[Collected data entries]
>>>
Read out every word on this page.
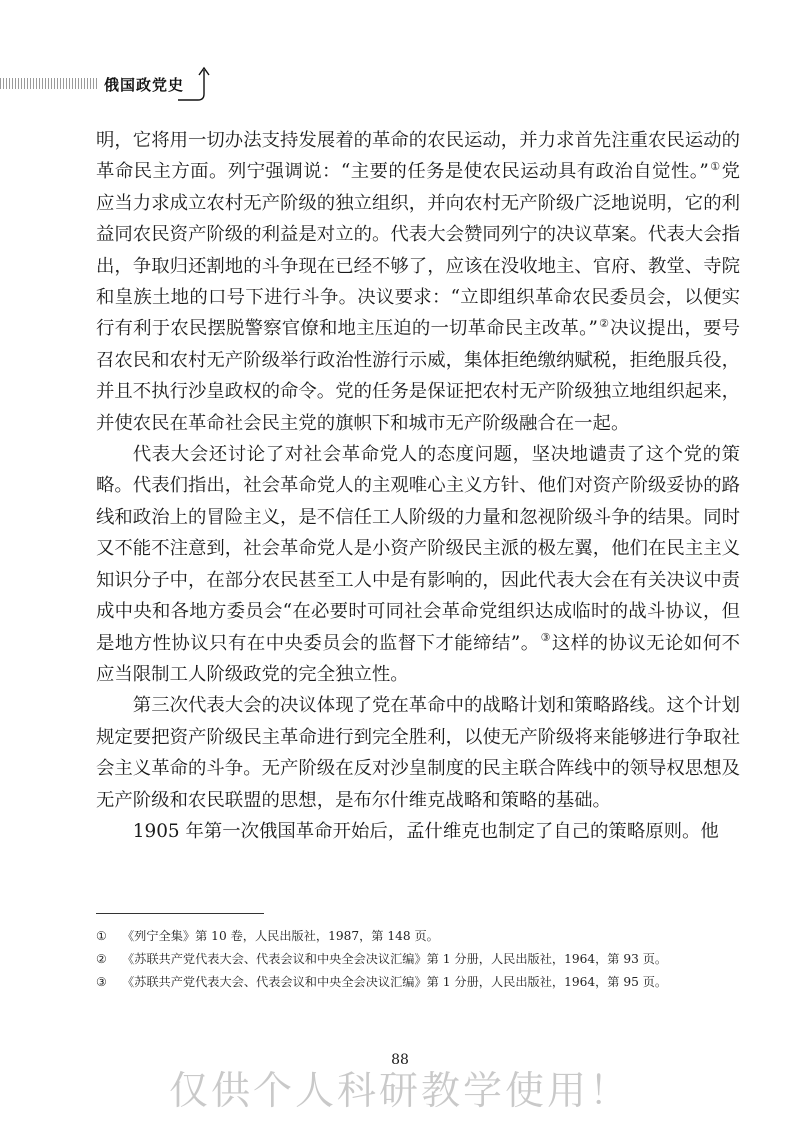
俄国政党史

明，它将用一切办法支持发展着的革命的农民运动，并力求首先注重农民运动的革命民主方面。列宁强调说：“主要的任务是使农民运动具有政治自觉性。”①党应当力求成立农村无产阶级的独立组织，并向农村无产阶级广泛地说明，它的利益同农民资产阶级的利益是对立的。代表大会赞同列宁的决议草案。代表大会指出，争取归还割地的斗争现在已经不够了，应该在没收地主、官府、教堂、寺院和皇族土地的口号下进行斗争。决议要求：“立即组织革命农民委员会，以便实行有利于农民摆脱警察官僚和地主压迫的一切革命民主改革。”②决议提出，要号召农民和农村无产阶级举行政治性游行示威，集体拒绝缴纳赋税，拒绝服兵役，并且不执行沙皇政权的命令。党的任务是保证把农村无产阶级独立地组织起来，并使农民在革命社会民主党的旗帜下和城市无产阶级融合在一起。

代表大会还讨论了对社会革命党人的态度问题，坚决地谴责了这个党的策略。代表们指出，社会革命党人的主观唯心主义方针、他们对资产阶级妥协的路线和政治上的冒险主义，是不信任工人阶级的力量和忽视阶级斗争的结果。同时又不能不注意到，社会革命党人是小资产阶级民主派的极左翼，他们在民主主义知识分子中，在部分农民甚至工人中是有影响的，因此代表大会在有关决议中责成中央和各地方委员会“在必要时可同社会革命党组织达成临时的战斗协议，但是地方性协议只有在中央委员会的监督下才能缔结”。③这样的协议无论如何不应当限制工人阶级政党的完全独立性。

第三次代表大会的决议体现了党在革命中的战略计划和策略路线。这个计划规定要把资产阶级民主革命进行到完全胜利，以使无产阶级将来能够进行争取社会主义革命的斗争。无产阶级在反对沙皇制度的民主联合阵线中的领导权思想及无产阶级和农民联盟的思想，是布尔什维克战略和策略的基础。

1905 年第一次俄国革命开始后，孟什维克也制定了自己的策略原则。他

①	《列宁全集》第 10 卷，人民出版社，1987，第 148 页。
②	《苏联共产党代表大会、代表会议和中央全会决议汇编》第 1 分册，人民出版社，1964，第 93 页。
③	《苏联共产党代表大会、代表会议和中央全会决议汇编》第 1 分册，人民出版社，1964，第 95 页。
88
仅供个人科研教学使用！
<<<
▶ **What needs to be done**: Select the lines from the entries that include the word "人民出版社".

▶ **Expected output**:
①	《列宁全集》第 10 卷，人民出版社，1987，第 148 页。
②	《苏联共产党代表大会、代表会议和中央全会决议汇编》第 1 分册，人民出版社，1964，第 93 页。
③	《苏联共产党代表大会、代表会议和中央全会决议汇编》第 1 分册，人民出版社，1964，第 95 页。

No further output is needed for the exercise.